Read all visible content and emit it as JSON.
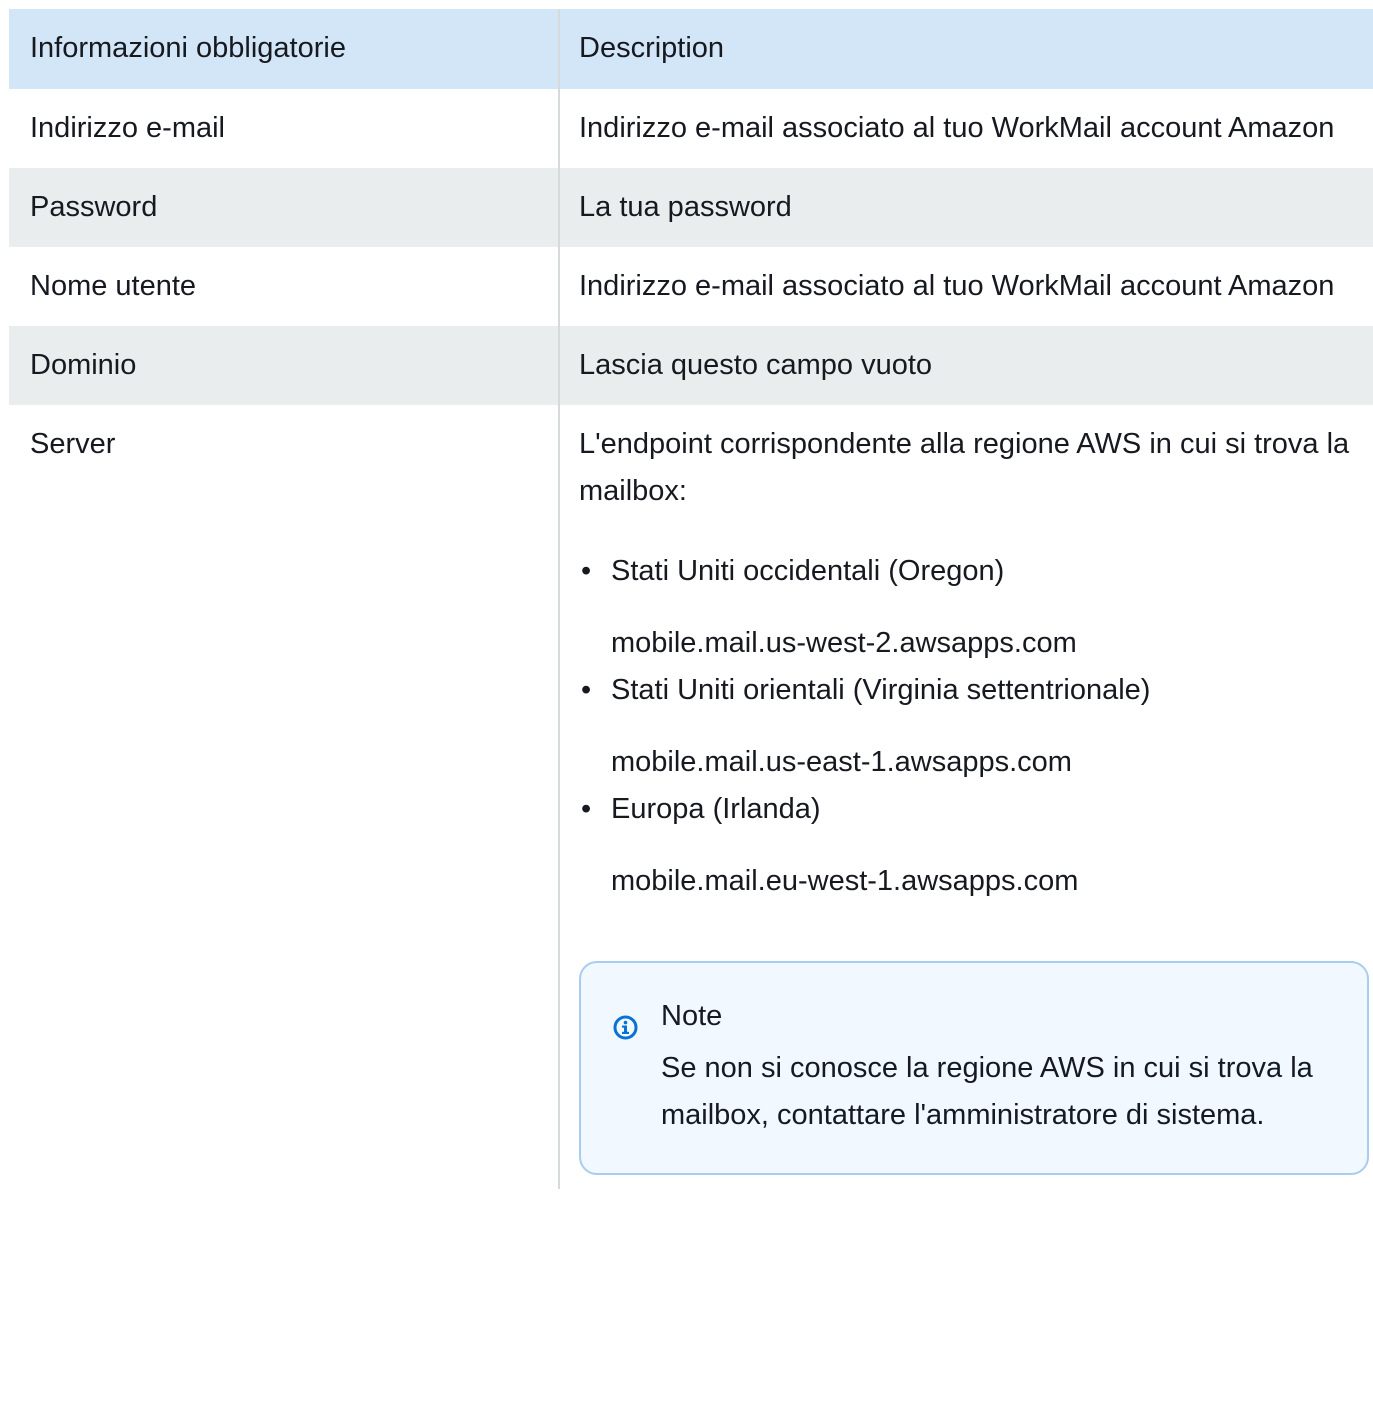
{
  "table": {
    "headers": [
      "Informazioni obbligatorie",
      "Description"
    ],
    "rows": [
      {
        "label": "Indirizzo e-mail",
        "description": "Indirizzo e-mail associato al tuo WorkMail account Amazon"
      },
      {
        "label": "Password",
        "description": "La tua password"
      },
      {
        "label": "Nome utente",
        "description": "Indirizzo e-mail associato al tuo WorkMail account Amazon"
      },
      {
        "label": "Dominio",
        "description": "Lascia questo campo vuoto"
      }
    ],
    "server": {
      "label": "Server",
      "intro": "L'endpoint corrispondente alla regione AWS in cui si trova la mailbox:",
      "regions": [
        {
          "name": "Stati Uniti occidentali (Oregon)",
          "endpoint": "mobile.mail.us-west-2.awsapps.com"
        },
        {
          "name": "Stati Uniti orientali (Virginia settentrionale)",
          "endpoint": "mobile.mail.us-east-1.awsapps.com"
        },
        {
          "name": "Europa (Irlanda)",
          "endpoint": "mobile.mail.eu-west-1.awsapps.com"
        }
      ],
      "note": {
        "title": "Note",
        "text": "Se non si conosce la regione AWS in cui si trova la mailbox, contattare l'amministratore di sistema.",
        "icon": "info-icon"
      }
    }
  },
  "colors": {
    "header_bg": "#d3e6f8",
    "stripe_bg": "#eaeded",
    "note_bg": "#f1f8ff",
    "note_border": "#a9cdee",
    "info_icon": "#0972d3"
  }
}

--

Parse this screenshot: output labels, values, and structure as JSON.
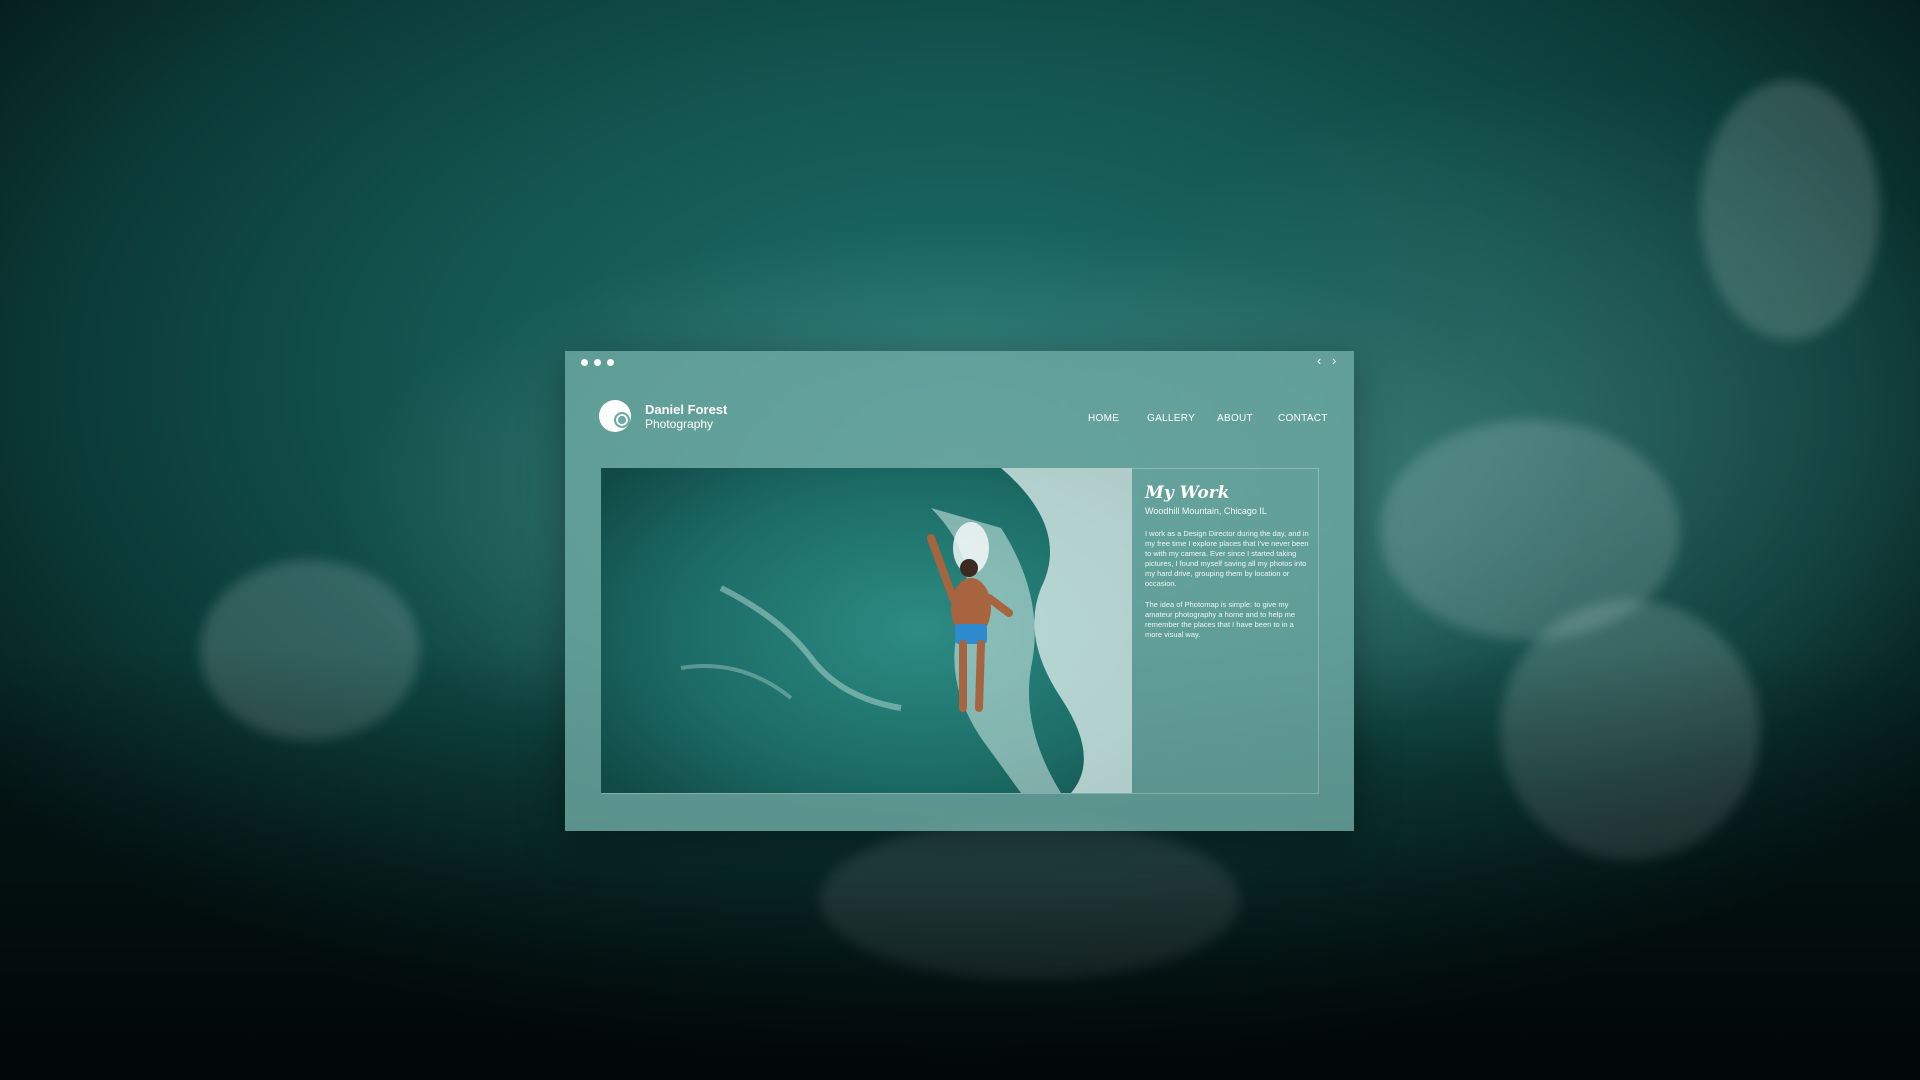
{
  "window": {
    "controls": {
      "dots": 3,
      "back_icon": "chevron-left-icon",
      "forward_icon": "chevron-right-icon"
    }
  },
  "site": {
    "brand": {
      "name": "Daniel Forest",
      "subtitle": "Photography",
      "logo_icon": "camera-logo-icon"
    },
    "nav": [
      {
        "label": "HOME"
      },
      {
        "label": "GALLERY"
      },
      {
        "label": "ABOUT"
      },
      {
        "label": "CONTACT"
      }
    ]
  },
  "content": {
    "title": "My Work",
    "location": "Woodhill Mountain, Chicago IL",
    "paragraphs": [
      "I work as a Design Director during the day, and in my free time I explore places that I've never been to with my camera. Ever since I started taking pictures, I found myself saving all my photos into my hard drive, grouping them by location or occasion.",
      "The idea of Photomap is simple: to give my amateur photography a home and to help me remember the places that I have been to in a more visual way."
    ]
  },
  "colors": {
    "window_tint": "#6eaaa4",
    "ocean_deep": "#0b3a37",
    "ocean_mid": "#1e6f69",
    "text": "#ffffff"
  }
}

...

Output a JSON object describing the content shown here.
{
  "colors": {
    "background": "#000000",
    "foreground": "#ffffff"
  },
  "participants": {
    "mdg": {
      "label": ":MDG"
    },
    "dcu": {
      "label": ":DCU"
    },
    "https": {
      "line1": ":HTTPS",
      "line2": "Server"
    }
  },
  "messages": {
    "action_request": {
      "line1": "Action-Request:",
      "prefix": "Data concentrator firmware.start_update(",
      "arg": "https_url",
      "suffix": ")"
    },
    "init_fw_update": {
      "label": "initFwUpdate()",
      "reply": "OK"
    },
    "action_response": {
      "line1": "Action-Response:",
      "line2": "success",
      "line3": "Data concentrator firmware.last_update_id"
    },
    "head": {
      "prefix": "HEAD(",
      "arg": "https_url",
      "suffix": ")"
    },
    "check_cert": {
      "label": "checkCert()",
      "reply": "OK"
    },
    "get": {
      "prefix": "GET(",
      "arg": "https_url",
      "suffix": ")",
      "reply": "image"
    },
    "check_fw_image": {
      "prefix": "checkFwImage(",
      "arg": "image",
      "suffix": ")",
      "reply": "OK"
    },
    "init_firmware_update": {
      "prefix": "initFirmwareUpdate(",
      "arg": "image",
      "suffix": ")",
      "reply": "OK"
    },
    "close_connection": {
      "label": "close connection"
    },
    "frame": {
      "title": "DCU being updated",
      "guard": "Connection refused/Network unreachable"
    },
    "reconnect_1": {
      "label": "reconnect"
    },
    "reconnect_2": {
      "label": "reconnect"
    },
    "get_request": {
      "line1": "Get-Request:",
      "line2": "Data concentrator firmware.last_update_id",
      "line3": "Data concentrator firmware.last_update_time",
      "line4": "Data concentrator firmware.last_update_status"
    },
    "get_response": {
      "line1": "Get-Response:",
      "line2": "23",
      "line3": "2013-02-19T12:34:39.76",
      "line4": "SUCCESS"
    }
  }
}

Aim of the exercise: Scan the records above for the string "content", then report every line that contains it.

Expected output:
Read all visible content and emit it as JSON.
  "content": {
Output a JSON object describing the content shown here.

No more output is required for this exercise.